Data records
= = = = =

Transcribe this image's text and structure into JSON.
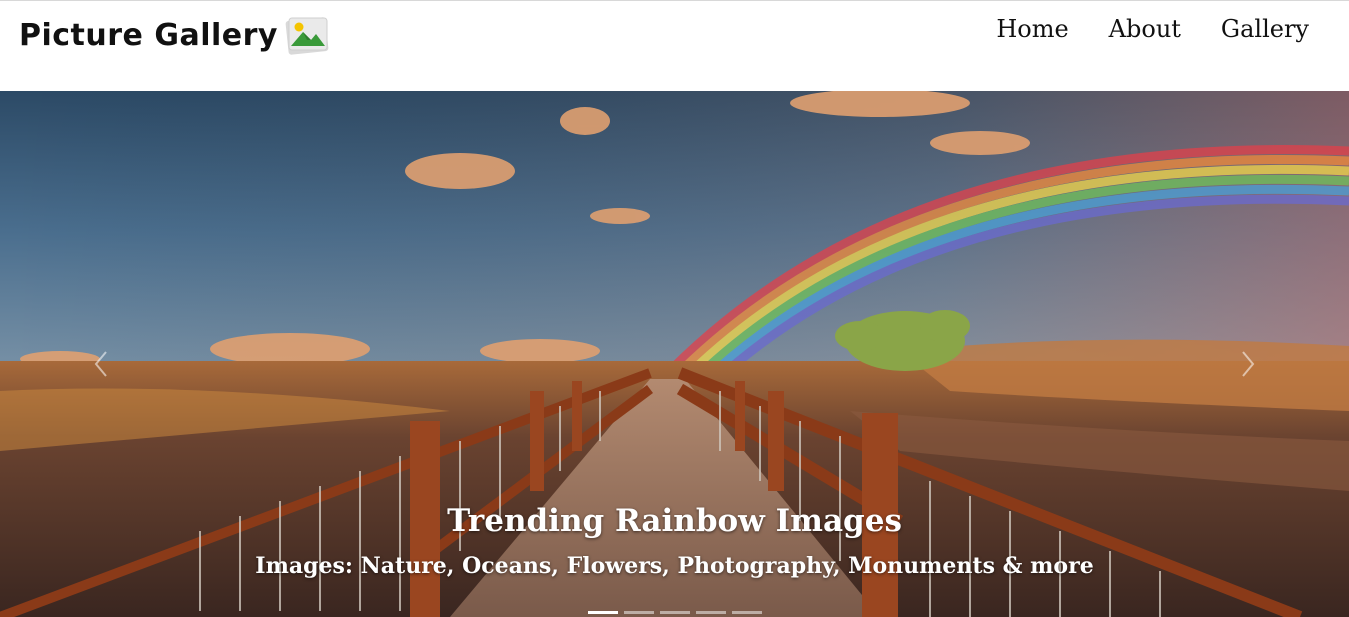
{
  "brand": {
    "title": "Picture Gallery",
    "icon": "landscape-image-icon"
  },
  "nav": {
    "items": [
      {
        "label": "Home"
      },
      {
        "label": "About"
      },
      {
        "label": "Gallery"
      }
    ]
  },
  "carousel": {
    "slide_title": "Trending Rainbow Images",
    "slide_subtitle": "Images: Nature, Oceans, Flowers, Photography, Monuments & more",
    "prev_icon": "chevron-left-icon",
    "next_icon": "chevron-right-icon",
    "slide_count": 5,
    "active_slide": 1
  }
}
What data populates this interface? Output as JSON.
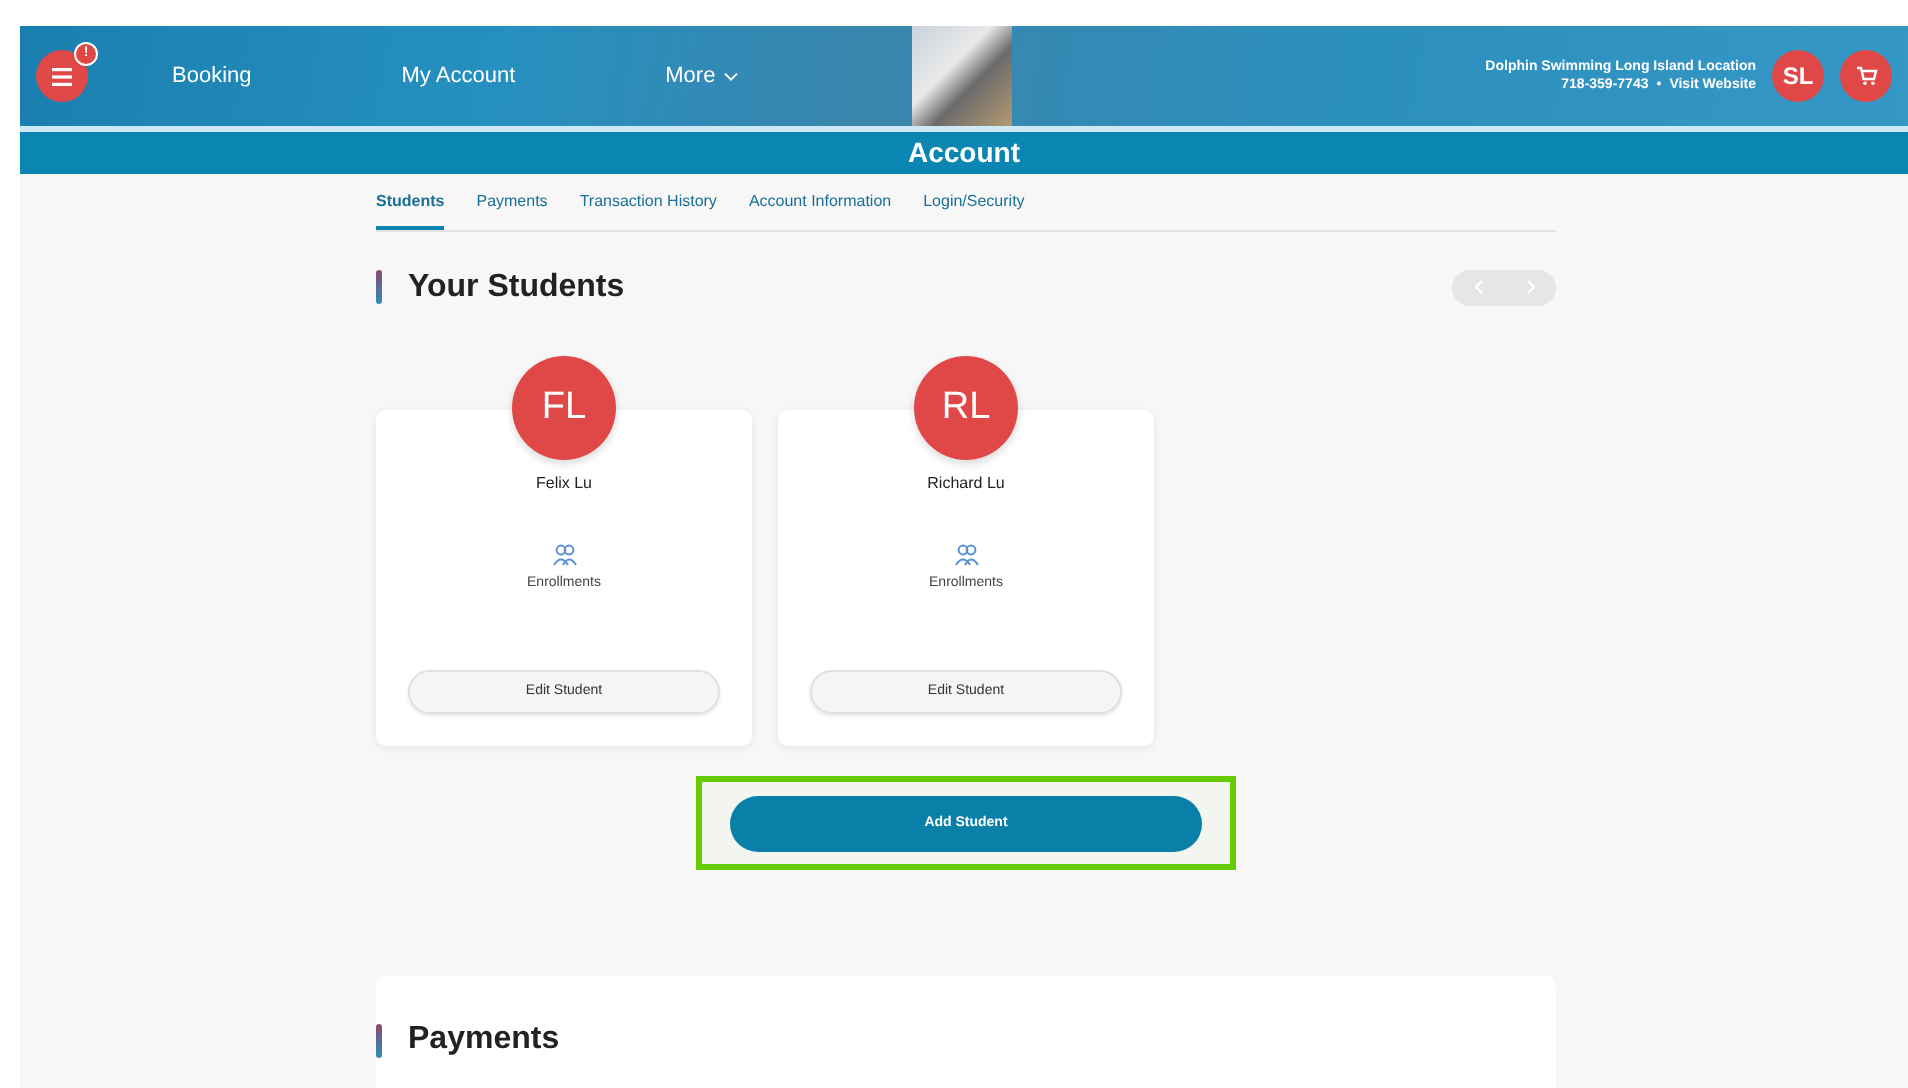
{
  "header": {
    "menu_badge": "!",
    "nav": [
      {
        "label": "Booking",
        "dropdown": false
      },
      {
        "label": "My Account",
        "dropdown": false
      },
      {
        "label": "More",
        "dropdown": true
      }
    ],
    "location": "Dolphin Swimming Long Island Location",
    "phone": "718-359-7743",
    "separator": "•",
    "website_link": "Visit Website",
    "user_initials": "SL"
  },
  "page_title": "Account",
  "tabs": [
    {
      "label": "Students",
      "selected": true
    },
    {
      "label": "Payments",
      "selected": false
    },
    {
      "label": "Transaction History",
      "selected": false
    },
    {
      "label": "Account Information",
      "selected": false
    },
    {
      "label": "Login/Security",
      "selected": false
    }
  ],
  "students_section": {
    "title": "Your Students",
    "students": [
      {
        "initials": "FL",
        "name": "Felix Lu",
        "enrollments_label": "Enrollments",
        "edit_button": "Edit Student"
      },
      {
        "initials": "RL",
        "name": "Richard Lu",
        "enrollments_label": "Enrollments",
        "edit_button": "Edit Student"
      }
    ],
    "add_button": "Add Student",
    "add_button_highlighted": true
  },
  "next_section": {
    "title": "Payments"
  }
}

= = = = =

TASK DIRECTIONS:
Restate the data above word for word. Do not include the images.

TASK ANSWER:
Transcribe this image's text and structure into JSON.
{
  "brand": {
    "title": "Picture Gallery",
    "icon": "landscape-image-icon"
  },
  "nav": {
    "items": [
      {
        "label": "Home"
      },
      {
        "label": "About"
      },
      {
        "label": "Gallery"
      }
    ]
  },
  "carousel": {
    "slide_title": "Trending Rainbow Images",
    "slide_subtitle": "Images: Nature, Oceans, Flowers, Photography, Monuments & more",
    "prev_icon": "chevron-left-icon",
    "next_icon": "chevron-right-icon",
    "slide_count": 5,
    "active_slide": 1
  }
}
What data populates this interface? Output as JSON.
{
  "header": {
    "menu_badge": "!",
    "nav": [
      {
        "label": "Booking",
        "dropdown": false
      },
      {
        "label": "My Account",
        "dropdown": false
      },
      {
        "label": "More",
        "dropdown": true
      }
    ],
    "location": "Dolphin Swimming Long Island Location",
    "phone": "718-359-7743",
    "separator": "•",
    "website_link": "Visit Website",
    "user_initials": "SL"
  },
  "page_title": "Account",
  "tabs": [
    {
      "label": "Students",
      "selected": true
    },
    {
      "label": "Payments",
      "selected": false
    },
    {
      "label": "Transaction History",
      "selected": false
    },
    {
      "label": "Account Information",
      "selected": false
    },
    {
      "label": "Login/Security",
      "selected": false
    }
  ],
  "students_section": {
    "title": "Your Students",
    "students": [
      {
        "initials": "FL",
        "name": "Felix Lu",
        "enrollments_label": "Enrollments",
        "edit_button": "Edit Student"
      },
      {
        "initials": "RL",
        "name": "Richard Lu",
        "enrollments_label": "Enrollments",
        "edit_button": "Edit Student"
      }
    ],
    "add_button": "Add Student",
    "add_button_highlighted": true
  },
  "next_section": {
    "title": "Payments"
  }
}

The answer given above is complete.